[Opening SOURCE RECORDS section]
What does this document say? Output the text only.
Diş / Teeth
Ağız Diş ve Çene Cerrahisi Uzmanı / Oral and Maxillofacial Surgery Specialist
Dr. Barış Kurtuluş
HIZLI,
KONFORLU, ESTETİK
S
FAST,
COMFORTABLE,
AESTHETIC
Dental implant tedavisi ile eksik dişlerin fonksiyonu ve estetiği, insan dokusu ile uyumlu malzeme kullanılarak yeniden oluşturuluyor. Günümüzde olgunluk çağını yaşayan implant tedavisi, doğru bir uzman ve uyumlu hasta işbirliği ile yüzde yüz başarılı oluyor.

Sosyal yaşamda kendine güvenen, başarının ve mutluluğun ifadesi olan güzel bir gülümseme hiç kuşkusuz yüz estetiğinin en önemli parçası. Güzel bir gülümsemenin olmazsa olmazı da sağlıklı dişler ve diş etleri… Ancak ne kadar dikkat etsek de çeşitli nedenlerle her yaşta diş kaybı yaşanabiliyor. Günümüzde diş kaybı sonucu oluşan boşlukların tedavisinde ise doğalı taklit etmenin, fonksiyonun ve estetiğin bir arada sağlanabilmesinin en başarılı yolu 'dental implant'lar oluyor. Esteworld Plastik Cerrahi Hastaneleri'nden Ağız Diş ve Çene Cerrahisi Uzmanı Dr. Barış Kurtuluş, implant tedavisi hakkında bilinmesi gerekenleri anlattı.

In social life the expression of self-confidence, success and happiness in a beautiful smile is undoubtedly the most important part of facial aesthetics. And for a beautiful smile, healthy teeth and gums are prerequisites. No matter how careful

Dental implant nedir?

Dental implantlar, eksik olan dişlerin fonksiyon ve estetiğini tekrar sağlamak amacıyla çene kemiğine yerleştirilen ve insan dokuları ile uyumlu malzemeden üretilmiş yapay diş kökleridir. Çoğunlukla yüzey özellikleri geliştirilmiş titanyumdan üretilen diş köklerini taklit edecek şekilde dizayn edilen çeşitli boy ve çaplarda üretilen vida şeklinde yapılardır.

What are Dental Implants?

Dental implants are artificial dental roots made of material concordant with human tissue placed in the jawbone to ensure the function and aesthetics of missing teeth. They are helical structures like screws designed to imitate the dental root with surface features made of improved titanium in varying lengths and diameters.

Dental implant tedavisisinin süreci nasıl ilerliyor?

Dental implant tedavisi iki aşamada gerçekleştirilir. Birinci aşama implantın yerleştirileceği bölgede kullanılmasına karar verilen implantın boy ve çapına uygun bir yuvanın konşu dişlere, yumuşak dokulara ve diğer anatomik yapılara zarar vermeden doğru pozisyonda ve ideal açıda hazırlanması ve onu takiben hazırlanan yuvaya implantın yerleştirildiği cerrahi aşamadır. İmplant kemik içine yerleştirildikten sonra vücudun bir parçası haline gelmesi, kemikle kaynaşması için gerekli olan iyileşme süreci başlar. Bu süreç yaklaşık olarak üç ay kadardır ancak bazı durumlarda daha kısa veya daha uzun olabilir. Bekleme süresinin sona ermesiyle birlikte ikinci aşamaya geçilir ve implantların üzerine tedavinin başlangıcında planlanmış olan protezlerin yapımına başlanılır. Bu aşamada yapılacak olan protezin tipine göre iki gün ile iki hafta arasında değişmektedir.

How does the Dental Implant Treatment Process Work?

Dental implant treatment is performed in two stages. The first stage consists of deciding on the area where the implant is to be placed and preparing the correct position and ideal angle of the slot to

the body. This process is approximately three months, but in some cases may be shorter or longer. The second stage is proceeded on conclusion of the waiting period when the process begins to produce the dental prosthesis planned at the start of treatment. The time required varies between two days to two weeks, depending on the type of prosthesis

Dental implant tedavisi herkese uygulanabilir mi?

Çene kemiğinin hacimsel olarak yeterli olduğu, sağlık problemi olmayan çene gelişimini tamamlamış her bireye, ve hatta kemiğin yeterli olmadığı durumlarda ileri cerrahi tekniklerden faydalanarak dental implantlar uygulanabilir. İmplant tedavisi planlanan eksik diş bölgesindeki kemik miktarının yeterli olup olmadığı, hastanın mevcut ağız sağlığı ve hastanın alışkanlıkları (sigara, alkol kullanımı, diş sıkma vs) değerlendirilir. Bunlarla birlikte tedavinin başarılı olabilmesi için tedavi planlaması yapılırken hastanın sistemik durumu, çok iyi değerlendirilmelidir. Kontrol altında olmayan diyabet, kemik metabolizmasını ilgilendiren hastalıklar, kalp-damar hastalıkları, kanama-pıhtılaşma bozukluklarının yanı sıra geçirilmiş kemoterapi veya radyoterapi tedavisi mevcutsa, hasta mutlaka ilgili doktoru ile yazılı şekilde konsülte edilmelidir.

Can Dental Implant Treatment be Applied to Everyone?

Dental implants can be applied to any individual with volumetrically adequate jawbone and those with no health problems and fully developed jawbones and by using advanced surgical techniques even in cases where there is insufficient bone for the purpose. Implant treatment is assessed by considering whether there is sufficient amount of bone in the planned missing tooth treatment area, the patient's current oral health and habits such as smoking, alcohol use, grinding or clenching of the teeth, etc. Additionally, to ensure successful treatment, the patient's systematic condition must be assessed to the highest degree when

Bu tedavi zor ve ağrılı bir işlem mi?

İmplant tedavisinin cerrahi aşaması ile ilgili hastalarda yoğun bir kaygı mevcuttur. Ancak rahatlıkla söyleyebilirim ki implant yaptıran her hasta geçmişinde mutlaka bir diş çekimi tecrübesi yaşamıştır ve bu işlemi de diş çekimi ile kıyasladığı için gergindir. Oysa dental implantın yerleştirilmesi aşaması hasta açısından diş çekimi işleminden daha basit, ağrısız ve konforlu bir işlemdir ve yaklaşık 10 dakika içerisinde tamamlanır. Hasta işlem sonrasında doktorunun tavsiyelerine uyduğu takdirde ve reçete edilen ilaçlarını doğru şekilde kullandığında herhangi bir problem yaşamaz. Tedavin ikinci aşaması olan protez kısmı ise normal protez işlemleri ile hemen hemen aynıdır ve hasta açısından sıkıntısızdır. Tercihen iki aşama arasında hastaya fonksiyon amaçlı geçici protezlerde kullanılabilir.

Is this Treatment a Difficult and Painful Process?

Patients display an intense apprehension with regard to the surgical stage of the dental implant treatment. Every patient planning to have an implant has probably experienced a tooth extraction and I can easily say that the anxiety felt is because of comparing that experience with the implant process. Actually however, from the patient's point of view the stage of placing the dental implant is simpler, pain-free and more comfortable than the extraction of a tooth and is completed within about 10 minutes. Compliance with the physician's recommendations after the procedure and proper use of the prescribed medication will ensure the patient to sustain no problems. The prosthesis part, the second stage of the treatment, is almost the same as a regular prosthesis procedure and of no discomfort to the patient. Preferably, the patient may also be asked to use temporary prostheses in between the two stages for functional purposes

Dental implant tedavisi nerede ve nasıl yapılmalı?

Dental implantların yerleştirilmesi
[Closing SOURCE RECORDS section]
#### WORK TASK
Copy each line of the listing above that contains the word "What".

#### YOUR RESPONSE
What does this document say? Output the text only.
What are Dental Implants?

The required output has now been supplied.